Remplacez « Upload » par « Import » dans les lignes, en commençant à celle qui contient « - related-people-heading: Related » et en vous arrêtant après celle qui contient « - sidebar-item-label: Save As: [22, 366, 73, 382] ». Recopiez ces lignes sans rien changer d'autre.

---*---

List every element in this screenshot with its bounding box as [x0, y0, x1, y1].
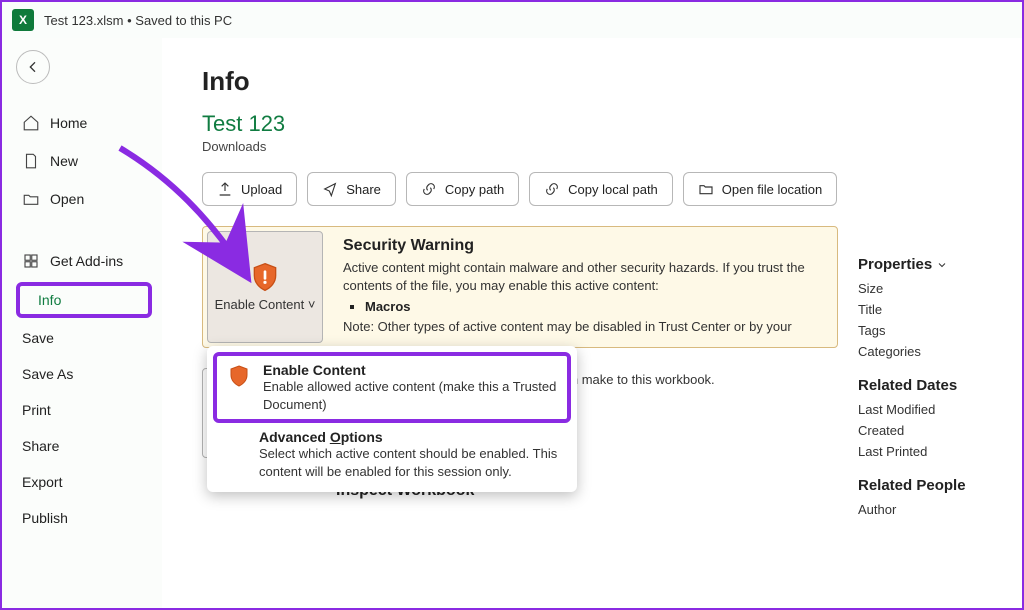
- related-people-heading: Related People: [858, 477, 998, 494]
- dropdown-item-title: Enable Content: [263, 362, 559, 378]
- home-icon: [22, 114, 40, 132]
- button-label: Upload: [241, 182, 282, 197]
- window-title: Test 123.xlsm • Saved to this PC: [44, 13, 232, 28]
- back-button[interactable]: [16, 50, 50, 84]
- prop-tags[interactable]: Tags: [858, 323, 998, 338]
- sidebar-item-info[interactable]: Info: [24, 288, 144, 312]
- sidebar-item-label: Save As: [22, 366, 73, 382]
- prop-last-printed: Last Printed: [858, 444, 998, 459]
- sidebar-item-label: Export: [22, 474, 62, 490]
- sidebar-item-addins[interactable]: Get Add-ins: [16, 244, 152, 278]
- sidebar-item-label: New: [50, 153, 78, 169]
- sidebar-item-label: Get Add-ins: [50, 253, 123, 269]
- chevron-down-icon: [936, 259, 948, 271]
- copy-local-path-button[interactable]: Copy local path: [529, 172, 673, 206]
- enable-content-label: Enable Content ˅: [215, 297, 316, 312]
- sidebar-item-saveas[interactable]: Save As: [16, 358, 152, 390]
- document-location: Downloads: [202, 139, 838, 154]
- arrow-left-icon: [25, 59, 41, 75]
- annotation-highlight-info: Info: [16, 282, 152, 318]
- upload-icon: [217, 181, 233, 197]
- sidebar-item-print[interactable]: Print: [16, 394, 152, 426]
- sidebar-item-label: Print: [22, 402, 51, 418]
- shield-warning-icon: [249, 261, 281, 293]
- prop-author: Author: [858, 502, 998, 517]
- security-warning-title: Security Warning: [343, 237, 821, 255]
- button-label: Copy path: [445, 182, 504, 197]
- prop-size[interactable]: Size: [858, 281, 998, 296]
- security-warning-note: Note: Other types of active content may …: [343, 318, 821, 336]
- sidebar-item-label: Open: [50, 191, 84, 207]
- dropdown-item-advanced-options[interactable]: Advanced Options Select which active con…: [213, 423, 571, 486]
- title-status: Saved to this PC: [135, 13, 232, 28]
- sidebar-item-label: Info: [38, 292, 61, 308]
- dropdown-item-desc: Select which active content should be en…: [259, 445, 563, 480]
- enable-content-button[interactable]: Enable Content ˅: [207, 231, 323, 343]
- sidebar-item-home[interactable]: Home: [16, 106, 152, 140]
- prop-title[interactable]: Title: [858, 302, 998, 317]
- action-row: Upload Share Copy path Copy local path: [202, 172, 838, 206]
- properties-heading[interactable]: Properties: [858, 256, 998, 273]
- open-file-location-button[interactable]: Open file location: [683, 172, 837, 206]
- dropdown-item-desc: Enable allowed active content (make this…: [263, 378, 559, 413]
- sidebar-item-export[interactable]: Export: [16, 466, 152, 498]
- dropdown-item-enable-content[interactable]: Enable Content Enable allowed active con…: [213, 352, 571, 423]
- link-icon: [544, 181, 560, 197]
- prop-created: Created: [858, 423, 998, 438]
- shield-icon: [225, 362, 253, 413]
- sidebar-item-save[interactable]: Save: [16, 322, 152, 354]
- sidebar-item-label: Save: [22, 330, 54, 346]
- title-bar: X Test 123.xlsm • Saved to this PC: [2, 2, 1022, 38]
- sidebar-item-label: Home: [50, 115, 87, 131]
- share-button[interactable]: Share: [307, 172, 396, 206]
- addins-icon: [22, 252, 40, 270]
- upload-button[interactable]: Upload: [202, 172, 297, 206]
- sidebar-item-share[interactable]: Share: [16, 430, 152, 462]
- excel-logo-icon: X: [12, 9, 34, 31]
- new-doc-icon: [22, 152, 40, 170]
- sidebar-item-open[interactable]: Open: [16, 182, 152, 216]
- main-content: Info Test 123 Downloads Upload Share Cop…: [162, 38, 1022, 608]
- security-warning-desc: Active content might contain malware and…: [343, 259, 821, 295]
- page-title: Info: [202, 66, 838, 97]
- folder-open-icon: [22, 190, 40, 208]
- security-warning-list: Macros: [343, 299, 821, 314]
- sidebar-item-label: Publish: [22, 510, 68, 526]
- prop-categories[interactable]: Categories: [858, 344, 998, 359]
- prop-last-modified: Last Modified: [858, 402, 998, 417]
- enable-content-dropdown: Enable Content Enable allowed active con…: [207, 346, 577, 492]
- properties-panel: Properties Size Title Tags Categories Re…: [858, 66, 998, 608]
- sidebar-item-new[interactable]: New: [16, 144, 152, 178]
- document-name: Test 123: [202, 111, 838, 137]
- title-filename: Test 123.xlsm: [44, 13, 123, 28]
- link-icon: [421, 181, 437, 197]
- dropdown-item-title: Advanced Options: [259, 429, 563, 445]
- sidebar-item-label: Share: [22, 438, 59, 454]
- security-warning-panel: Enable Content ˅ Security Warning Active…: [202, 226, 838, 348]
- security-list-item: Macros: [365, 299, 821, 314]
- button-label: Share: [346, 182, 381, 197]
- related-dates-heading: Related Dates: [858, 377, 998, 394]
- copy-path-button[interactable]: Copy path: [406, 172, 519, 206]
- share-icon: [322, 181, 338, 197]
- backstage-sidebar: Home New Open Get Add-ins Info S: [2, 38, 162, 608]
- folder-icon: [698, 181, 714, 197]
- button-label: Copy local path: [568, 182, 658, 197]
- button-label: Open file location: [722, 182, 822, 197]
- sidebar-item-publish[interactable]: Publish: [16, 502, 152, 534]
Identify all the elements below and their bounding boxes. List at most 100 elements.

---*---

*RÉPONSE COMPLÈTE*:
- related-people-heading: Related People: [858, 477, 998, 494]
- dropdown-item-title: Enable Content: [263, 362, 559, 378]
- home-icon: [22, 114, 40, 132]
- button-label: Import: [241, 182, 282, 197]
- window-title: Test 123.xlsm • Saved to this PC: [44, 13, 232, 28]
- back-button[interactable]: [16, 50, 50, 84]
- prop-tags[interactable]: Tags: [858, 323, 998, 338]
- sidebar-item-info[interactable]: Info: [24, 288, 144, 312]
- sidebar-item-label: Save As: [22, 366, 73, 382]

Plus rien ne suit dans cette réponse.